>>

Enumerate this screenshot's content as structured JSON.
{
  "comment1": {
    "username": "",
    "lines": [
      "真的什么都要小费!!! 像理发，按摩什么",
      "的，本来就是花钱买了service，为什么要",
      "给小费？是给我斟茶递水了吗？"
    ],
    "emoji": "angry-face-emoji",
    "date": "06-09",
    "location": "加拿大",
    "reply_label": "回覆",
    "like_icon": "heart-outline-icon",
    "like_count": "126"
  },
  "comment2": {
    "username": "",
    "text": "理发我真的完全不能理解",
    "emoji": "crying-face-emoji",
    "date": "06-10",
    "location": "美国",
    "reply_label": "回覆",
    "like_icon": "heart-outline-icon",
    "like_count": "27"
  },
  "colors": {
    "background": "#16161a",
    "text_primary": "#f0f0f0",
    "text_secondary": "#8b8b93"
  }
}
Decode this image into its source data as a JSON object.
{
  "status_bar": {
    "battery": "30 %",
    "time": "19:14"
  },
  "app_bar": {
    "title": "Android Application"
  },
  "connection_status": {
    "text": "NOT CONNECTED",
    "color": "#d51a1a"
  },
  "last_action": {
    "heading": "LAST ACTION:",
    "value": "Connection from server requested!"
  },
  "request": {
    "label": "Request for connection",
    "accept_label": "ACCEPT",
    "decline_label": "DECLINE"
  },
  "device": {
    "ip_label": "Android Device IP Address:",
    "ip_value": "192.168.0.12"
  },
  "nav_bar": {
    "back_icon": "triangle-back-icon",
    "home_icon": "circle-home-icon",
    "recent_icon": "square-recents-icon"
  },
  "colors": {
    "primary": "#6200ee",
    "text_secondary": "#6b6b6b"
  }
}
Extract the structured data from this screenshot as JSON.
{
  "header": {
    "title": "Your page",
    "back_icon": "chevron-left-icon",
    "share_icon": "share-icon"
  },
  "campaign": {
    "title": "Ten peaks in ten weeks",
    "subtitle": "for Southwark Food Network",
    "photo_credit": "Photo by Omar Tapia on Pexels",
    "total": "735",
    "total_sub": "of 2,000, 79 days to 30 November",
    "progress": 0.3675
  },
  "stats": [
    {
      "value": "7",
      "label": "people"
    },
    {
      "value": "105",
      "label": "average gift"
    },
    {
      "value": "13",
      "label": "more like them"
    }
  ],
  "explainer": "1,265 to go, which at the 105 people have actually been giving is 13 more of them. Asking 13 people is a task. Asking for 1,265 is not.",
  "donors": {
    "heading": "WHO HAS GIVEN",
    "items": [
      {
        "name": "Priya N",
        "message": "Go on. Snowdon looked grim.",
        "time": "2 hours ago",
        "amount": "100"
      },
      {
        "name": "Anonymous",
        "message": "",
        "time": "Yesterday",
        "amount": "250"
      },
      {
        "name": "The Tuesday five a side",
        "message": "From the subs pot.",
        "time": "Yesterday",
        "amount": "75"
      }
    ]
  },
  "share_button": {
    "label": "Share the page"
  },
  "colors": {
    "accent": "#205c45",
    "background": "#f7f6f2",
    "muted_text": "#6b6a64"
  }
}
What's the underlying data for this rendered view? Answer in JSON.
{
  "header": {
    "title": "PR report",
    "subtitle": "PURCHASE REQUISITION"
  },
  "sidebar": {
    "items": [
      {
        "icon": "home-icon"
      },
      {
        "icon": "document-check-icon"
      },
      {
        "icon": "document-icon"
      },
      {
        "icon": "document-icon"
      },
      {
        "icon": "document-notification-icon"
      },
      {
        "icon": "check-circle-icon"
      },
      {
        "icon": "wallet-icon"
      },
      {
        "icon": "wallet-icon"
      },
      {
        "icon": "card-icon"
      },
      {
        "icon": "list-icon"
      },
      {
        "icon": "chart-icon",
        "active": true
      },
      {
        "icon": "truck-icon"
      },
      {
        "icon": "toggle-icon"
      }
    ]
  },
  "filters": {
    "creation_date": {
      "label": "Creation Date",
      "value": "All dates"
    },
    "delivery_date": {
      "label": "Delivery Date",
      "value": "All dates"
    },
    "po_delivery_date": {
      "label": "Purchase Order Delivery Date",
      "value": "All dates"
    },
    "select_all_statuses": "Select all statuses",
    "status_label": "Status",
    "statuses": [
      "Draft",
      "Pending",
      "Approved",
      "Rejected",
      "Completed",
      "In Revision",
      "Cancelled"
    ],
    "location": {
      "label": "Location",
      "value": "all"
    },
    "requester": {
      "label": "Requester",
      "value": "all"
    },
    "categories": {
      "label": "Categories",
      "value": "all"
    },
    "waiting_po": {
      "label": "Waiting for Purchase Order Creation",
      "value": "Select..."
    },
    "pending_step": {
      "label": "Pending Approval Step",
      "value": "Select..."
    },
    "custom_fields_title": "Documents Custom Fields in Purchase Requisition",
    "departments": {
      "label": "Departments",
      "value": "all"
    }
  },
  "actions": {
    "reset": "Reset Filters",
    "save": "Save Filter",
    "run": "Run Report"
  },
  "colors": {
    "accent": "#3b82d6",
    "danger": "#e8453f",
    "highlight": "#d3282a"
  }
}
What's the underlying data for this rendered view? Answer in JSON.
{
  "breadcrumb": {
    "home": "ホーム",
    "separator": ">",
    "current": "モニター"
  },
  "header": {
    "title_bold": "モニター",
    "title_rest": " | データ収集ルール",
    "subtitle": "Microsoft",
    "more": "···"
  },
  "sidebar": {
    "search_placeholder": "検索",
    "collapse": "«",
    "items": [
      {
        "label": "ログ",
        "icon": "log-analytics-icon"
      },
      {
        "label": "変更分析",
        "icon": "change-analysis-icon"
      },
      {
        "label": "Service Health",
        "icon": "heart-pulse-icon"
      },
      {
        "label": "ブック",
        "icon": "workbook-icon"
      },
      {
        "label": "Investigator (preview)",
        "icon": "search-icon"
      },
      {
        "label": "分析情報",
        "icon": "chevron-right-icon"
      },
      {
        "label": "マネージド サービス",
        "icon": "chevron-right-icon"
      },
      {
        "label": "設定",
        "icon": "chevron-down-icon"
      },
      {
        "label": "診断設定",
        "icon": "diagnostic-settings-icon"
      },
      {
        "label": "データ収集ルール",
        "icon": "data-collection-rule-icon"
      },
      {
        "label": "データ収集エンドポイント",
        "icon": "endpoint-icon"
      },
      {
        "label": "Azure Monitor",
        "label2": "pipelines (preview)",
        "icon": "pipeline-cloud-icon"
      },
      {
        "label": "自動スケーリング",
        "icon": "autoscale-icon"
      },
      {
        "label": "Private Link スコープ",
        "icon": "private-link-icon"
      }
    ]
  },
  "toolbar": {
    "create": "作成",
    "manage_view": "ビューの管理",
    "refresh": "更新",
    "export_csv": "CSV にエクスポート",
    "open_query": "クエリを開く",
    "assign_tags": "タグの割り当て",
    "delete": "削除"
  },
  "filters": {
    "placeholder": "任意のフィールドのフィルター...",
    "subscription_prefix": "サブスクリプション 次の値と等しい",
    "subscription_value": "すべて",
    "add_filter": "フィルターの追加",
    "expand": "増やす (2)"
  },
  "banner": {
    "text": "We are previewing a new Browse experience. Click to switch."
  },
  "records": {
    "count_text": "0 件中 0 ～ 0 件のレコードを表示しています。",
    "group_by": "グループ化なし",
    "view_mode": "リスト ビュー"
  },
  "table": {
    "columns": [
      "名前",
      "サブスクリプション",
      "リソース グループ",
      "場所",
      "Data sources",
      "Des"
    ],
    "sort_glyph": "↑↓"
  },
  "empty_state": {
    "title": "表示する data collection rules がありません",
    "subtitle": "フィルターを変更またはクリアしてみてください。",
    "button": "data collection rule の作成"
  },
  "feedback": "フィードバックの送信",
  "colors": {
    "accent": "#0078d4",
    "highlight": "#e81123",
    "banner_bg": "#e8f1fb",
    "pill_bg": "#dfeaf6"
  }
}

<<

Task details — Extract from the data every line where "face" shows up.

Written response —
    "emoji": "angry-face-emoji",
    "emoji": "crying-face-emoji",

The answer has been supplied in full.